━━━━━ Dataset records

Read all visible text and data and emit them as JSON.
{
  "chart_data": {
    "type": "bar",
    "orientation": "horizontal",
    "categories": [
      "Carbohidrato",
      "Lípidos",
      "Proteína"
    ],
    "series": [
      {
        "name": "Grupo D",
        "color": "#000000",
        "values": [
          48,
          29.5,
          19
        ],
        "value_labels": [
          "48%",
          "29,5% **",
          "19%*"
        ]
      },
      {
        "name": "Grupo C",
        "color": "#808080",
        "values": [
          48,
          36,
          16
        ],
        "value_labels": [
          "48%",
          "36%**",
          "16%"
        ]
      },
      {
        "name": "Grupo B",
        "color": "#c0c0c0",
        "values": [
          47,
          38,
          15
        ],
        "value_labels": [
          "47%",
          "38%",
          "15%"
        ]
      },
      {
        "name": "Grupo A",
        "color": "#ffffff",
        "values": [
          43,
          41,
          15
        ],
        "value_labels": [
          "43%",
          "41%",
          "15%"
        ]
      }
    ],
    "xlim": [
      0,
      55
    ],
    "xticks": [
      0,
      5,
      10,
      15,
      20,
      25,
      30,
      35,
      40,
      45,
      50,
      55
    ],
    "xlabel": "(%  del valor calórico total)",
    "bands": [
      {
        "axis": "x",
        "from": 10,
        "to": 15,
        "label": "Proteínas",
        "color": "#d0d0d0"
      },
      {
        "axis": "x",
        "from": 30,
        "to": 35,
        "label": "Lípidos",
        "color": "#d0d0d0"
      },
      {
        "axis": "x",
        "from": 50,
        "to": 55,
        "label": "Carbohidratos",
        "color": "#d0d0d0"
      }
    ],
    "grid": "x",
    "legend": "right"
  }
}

━━━━━━━━━━

**What the task asks:**
Your task is to reproduce the whole listing exactly.

**Result of this exercise:**
Read all visible text and data and emit them as JSON.
{
  "chart_data": {
    "type": "bar",
    "orientation": "horizontal",
    "categories": [
      "Carbohidrato",
      "Lípidos",
      "Proteína"
    ],
    "series": [
      {
        "name": "Grupo D",
        "color": "#000000",
        "values": [
          48,
          29.5,
          19
        ],
        "value_labels": [
          "48%",
          "29,5% **",
          "19%*"
        ]
      },
      {
        "name": "Grupo C",
        "color": "#808080",
        "values": [
          48,
          36,
          16
        ],
        "value_labels": [
          "48%",
          "36%**",
          "16%"
        ]
      },
      {
        "name": "Grupo B",
        "color": "#c0c0c0",
        "values": [
          47,
          38,
          15
        ],
        "value_labels": [
          "47%",
          "38%",
          "15%"
        ]
      },
      {
        "name": "Grupo A",
        "color": "#ffffff",
        "values": [
          43,
          41,
          15
        ],
        "value_labels": [
          "43%",
          "41%",
          "15%"
        ]
      }
    ],
    "xlim": [
      0,
      55
    ],
    "xticks": [
      0,
      5,
      10,
      15,
      20,
      25,
      30,
      35,
      40,
      45,
      50,
      55
    ],
    "xlabel": "(%  del valor calórico total)",
    "bands": [
      {
        "axis": "x",
        "from": 10,
        "to": 15,
        "label": "Proteínas",
        "color": "#d0d0d0"
      },
      {
        "axis": "x",
        "from": 30,
        "to": 35,
        "label": "Lípidos",
        "color": "#d0d0d0"
      },
      {
        "axis": "x",
        "from": 50,
        "to": 55,
        "label": "Carbohidratos",
        "color": "#d0d0d0"
      }
    ],
    "grid": "x",
    "legend": "right"
  }
}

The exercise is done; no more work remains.